Stored entries:
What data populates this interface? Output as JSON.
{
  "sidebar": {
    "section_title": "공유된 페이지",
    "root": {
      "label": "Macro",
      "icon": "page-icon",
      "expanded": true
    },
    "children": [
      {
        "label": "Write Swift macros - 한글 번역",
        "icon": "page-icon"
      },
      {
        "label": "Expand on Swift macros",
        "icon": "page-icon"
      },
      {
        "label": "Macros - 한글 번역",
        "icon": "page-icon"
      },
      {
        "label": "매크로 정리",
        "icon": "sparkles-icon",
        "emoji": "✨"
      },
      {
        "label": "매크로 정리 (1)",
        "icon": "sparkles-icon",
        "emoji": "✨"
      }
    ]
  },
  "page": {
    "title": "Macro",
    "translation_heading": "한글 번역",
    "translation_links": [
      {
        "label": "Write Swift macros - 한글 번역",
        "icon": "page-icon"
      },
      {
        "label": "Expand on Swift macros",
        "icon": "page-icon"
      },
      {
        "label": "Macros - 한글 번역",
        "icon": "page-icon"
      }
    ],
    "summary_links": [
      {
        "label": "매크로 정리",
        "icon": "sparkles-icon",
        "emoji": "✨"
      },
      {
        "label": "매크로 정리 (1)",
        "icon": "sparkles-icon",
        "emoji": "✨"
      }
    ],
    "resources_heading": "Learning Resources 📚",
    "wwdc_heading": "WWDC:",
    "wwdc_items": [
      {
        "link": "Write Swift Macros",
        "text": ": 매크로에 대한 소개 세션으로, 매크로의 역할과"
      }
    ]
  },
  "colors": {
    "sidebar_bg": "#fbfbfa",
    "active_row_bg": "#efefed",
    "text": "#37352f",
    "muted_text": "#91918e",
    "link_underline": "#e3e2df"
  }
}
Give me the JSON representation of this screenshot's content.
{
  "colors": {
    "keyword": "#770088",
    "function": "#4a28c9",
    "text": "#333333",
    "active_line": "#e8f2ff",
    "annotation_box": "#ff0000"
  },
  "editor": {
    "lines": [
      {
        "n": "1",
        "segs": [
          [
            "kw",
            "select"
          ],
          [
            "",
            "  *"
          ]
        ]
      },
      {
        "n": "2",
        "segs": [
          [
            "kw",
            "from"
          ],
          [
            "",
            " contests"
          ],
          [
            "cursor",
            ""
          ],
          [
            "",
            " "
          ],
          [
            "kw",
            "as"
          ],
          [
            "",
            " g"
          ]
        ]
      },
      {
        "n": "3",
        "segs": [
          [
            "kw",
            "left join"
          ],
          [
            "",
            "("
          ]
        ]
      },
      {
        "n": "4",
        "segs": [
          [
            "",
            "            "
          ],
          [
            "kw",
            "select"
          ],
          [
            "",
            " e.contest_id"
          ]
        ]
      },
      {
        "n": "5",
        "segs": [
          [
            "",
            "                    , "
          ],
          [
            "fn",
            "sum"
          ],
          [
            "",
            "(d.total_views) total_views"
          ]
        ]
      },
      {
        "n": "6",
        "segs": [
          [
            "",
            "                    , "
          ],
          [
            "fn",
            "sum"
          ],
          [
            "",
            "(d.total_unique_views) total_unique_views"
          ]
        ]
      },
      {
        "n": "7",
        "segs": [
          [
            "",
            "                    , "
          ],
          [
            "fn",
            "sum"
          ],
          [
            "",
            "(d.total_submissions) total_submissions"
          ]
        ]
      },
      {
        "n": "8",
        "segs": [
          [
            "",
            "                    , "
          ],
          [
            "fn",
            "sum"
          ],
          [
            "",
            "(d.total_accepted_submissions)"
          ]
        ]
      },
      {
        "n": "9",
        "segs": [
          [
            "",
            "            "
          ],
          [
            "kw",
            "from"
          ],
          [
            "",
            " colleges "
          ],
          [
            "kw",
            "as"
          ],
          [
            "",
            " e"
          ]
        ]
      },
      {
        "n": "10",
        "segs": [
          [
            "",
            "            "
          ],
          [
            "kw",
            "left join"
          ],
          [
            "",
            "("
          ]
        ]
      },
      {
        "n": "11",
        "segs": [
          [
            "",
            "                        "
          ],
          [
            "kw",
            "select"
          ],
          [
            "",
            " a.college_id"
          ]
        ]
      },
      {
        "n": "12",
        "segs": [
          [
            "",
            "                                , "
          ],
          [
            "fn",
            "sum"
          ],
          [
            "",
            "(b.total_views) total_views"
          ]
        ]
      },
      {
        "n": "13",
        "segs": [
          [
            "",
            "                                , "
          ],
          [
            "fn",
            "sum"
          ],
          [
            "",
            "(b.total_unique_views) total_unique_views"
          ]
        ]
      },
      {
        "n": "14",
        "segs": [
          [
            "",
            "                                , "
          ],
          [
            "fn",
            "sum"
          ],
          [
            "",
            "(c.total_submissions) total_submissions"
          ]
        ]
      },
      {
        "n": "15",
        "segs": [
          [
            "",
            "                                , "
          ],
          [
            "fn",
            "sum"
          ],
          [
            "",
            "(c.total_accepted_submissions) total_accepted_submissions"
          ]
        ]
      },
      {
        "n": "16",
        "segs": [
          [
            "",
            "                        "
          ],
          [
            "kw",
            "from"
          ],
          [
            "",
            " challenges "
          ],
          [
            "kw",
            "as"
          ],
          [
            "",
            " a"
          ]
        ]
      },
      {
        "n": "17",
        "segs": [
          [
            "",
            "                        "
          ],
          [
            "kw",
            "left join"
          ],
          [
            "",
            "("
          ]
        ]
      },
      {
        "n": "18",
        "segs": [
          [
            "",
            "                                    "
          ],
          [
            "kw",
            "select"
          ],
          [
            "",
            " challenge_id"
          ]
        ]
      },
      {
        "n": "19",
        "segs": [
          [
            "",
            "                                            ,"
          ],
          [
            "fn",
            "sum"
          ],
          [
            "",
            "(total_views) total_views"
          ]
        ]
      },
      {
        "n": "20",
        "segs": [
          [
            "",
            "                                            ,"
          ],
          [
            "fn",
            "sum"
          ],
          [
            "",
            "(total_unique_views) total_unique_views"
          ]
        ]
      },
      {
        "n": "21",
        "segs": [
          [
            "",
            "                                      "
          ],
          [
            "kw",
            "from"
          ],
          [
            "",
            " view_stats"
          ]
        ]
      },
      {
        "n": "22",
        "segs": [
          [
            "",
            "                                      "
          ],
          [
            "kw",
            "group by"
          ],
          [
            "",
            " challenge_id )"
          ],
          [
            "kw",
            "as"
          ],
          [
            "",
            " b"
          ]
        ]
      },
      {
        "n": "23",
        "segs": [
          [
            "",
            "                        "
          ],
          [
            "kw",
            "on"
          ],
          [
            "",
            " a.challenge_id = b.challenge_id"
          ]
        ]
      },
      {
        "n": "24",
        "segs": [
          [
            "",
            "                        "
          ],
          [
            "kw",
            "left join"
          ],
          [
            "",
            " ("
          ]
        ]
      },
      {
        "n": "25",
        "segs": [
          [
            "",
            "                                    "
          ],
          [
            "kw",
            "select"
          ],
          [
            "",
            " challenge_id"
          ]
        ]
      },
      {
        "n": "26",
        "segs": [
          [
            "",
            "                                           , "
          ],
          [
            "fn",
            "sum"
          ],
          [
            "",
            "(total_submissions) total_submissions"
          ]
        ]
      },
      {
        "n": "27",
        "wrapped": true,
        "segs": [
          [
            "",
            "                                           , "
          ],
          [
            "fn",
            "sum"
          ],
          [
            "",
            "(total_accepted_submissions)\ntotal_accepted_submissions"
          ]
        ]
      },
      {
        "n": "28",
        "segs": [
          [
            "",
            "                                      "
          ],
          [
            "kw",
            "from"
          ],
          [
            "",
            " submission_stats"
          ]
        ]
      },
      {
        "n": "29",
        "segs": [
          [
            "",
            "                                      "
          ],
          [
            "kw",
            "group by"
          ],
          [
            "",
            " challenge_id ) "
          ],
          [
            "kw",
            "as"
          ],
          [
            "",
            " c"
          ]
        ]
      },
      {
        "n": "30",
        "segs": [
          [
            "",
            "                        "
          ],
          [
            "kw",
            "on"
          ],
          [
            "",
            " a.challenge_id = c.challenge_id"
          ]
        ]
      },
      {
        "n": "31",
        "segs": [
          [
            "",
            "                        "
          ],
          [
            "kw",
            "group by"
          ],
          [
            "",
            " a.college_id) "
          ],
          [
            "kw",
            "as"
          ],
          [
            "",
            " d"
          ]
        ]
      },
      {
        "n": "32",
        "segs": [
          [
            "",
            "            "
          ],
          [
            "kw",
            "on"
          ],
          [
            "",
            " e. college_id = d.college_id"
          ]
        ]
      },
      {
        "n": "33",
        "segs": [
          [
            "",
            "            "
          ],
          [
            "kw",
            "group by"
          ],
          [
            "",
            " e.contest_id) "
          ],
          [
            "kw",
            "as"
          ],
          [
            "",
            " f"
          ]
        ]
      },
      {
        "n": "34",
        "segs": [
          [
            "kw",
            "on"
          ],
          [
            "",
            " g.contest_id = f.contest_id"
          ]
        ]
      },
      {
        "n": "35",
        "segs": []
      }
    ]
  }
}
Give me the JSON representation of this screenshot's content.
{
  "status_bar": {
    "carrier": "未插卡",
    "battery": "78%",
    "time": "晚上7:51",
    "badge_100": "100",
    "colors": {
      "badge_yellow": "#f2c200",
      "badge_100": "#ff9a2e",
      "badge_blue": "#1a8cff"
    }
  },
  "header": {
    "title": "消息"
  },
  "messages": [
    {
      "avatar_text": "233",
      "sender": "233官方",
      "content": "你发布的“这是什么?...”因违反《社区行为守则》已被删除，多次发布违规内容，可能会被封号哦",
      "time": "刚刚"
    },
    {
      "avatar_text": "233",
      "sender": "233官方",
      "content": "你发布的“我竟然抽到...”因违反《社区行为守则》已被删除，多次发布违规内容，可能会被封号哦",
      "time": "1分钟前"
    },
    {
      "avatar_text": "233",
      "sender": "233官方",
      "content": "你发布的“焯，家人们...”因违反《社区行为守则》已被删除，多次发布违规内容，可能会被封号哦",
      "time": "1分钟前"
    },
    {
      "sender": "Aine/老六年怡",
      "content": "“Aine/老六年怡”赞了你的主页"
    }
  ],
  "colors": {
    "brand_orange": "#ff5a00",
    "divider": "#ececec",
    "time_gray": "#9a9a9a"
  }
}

**OBJECTIVE**.
State how many lines include the string "已被删除". Give no other information.

**OUTPUT FOR THIS TASK**.
3